#### [Source extract]

>> Begin

Apache Spark

Overview#

whylogs profiles are mergeable and therefore suitable for Spark's map-reduce style processing. Since whylogs requires only a single pass of data, the integration is highly efficient: no shuffling is required to build whylogs profiles with Spark.

spark

Build from Ssource#

To get started, users will need to build the jar bundle from our GitHub:

git clone https://github.com/whylabs/whylogs-java
cd whylogs-java
./gradlew shadowJar

The JAR bundle is under whylogs-java/spark-bundle/build/libs. You'll need this JAR bundle for the following examples.

Configure your Spark session#

  • Add the JAR bundle to your Spark session
    • Via --jars parameter of your spark-submit script ( see documentation)
  • Setting spark.jars in your Spark configuration
  • [Python only] Configure your Spark session:
spark = pyspark.sql.SparkSession.builder \
.config("spark.submit.pyFiles", whylogs_jar) \
.config("spark.jars", whylogs_jar) \
... \
.getOrCreate()

>> End

#### [Challenges]
- A) Update everything in the Spark integration page from "To get started, users" down to "( see documentation)", replacing "Spark session" with "Spark application".
- B) For each statement, answer yes or no according to the Spark integration page, and quote the words that decide it. (i) Building whylogs profiles with Spark requires shuffling. (ii) whylogs needs only a single pass over the data. (iii) The built JAR bundle is placed under whylogs-java/spark-bundle/build/libs.

#### [Information shown]
>> Begin

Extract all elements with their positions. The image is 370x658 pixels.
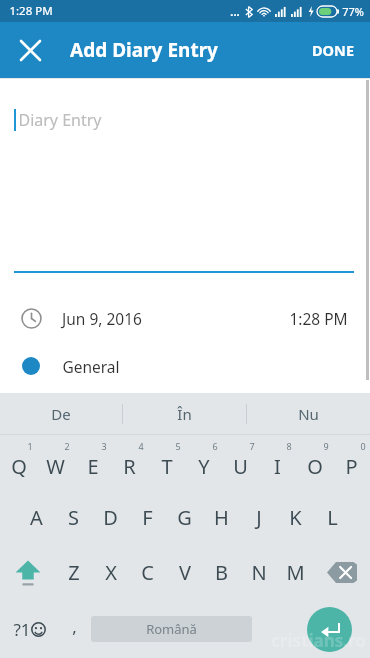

>> End

#### [Results]
- A)
To get started, users will need to build the jar bundle from our GitHub:

git clone https://github.com/whylabs/whylogs-java
cd whylogs-java
./gradlew shadowJar

The JAR bundle is under whylogs-java/spark-bundle/build/libs. You'll need this JAR bundle for the following examples.

Configure your Spark application#

  • Add the JAR bundle to your Spark application
    • Via --jars parameter of your spark-submit script ( see documentation)

- B)
(i) No: "no shuffling is required to build whylogs profiles with Spark."
(ii) Yes: "whylogs requires only a single pass of data"
(iii) Yes: "The JAR bundle is under whylogs-java/spark-bundle/build/libs."